-- BEGIN DATASET RECORDS --
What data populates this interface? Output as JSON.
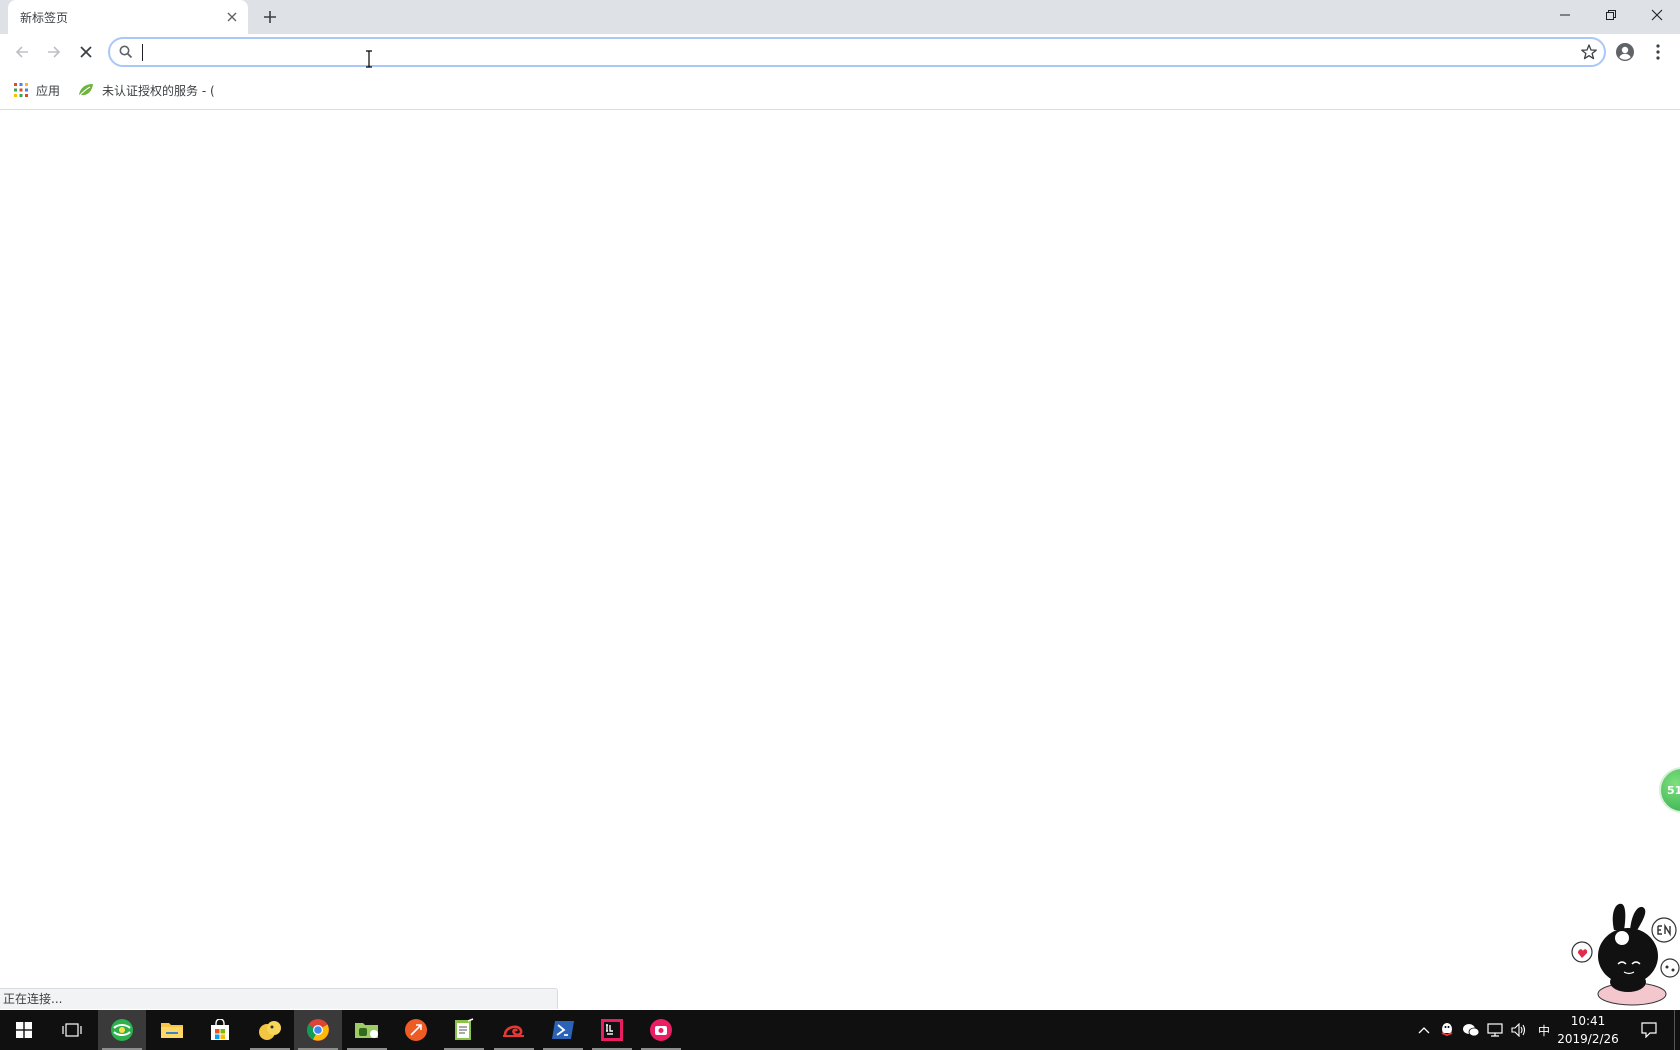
{
  "browser": {
    "tab": {
      "title": "新标签页"
    },
    "omnibox": {
      "value": "",
      "placeholder": ""
    },
    "bookmarks": [
      {
        "label": "应用",
        "icon": "apps-grid-icon"
      },
      {
        "label": "未认证授权的服务 - (",
        "icon": "leaf-icon"
      }
    ],
    "status_text": "正在连接..."
  },
  "desktop": {
    "floating_ball_text": "51"
  },
  "taskbar": {
    "ime_indicator": "中",
    "clock_time": "10:41",
    "clock_date": "2019/2/26"
  },
  "colors": {
    "tabstrip_bg": "#dee1e6",
    "omnibox_focus": "#a8c7fa",
    "taskbar_bg": "#101010",
    "chrome_active": "#3a3a3a"
  }
}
-- END DATASET RECORDS --
Replicate the material above verbatim; images stay out of the copy.

OUTPUT OF THE EXERCISE >>
What data populates this interface? Output as JSON.
{
  "browser": {
    "tab": {
      "title": "新标签页"
    },
    "omnibox": {
      "value": "",
      "placeholder": ""
    },
    "bookmarks": [
      {
        "label": "应用",
        "icon": "apps-grid-icon"
      },
      {
        "label": "未认证授权的服务 - (",
        "icon": "leaf-icon"
      }
    ],
    "status_text": "正在连接..."
  },
  "desktop": {
    "floating_ball_text": "51"
  },
  "taskbar": {
    "ime_indicator": "中",
    "clock_time": "10:41",
    "clock_date": "2019/2/26"
  },
  "colors": {
    "tabstrip_bg": "#dee1e6",
    "omnibox_focus": "#a8c7fa",
    "taskbar_bg": "#101010",
    "chrome_active": "#3a3a3a"
  }
}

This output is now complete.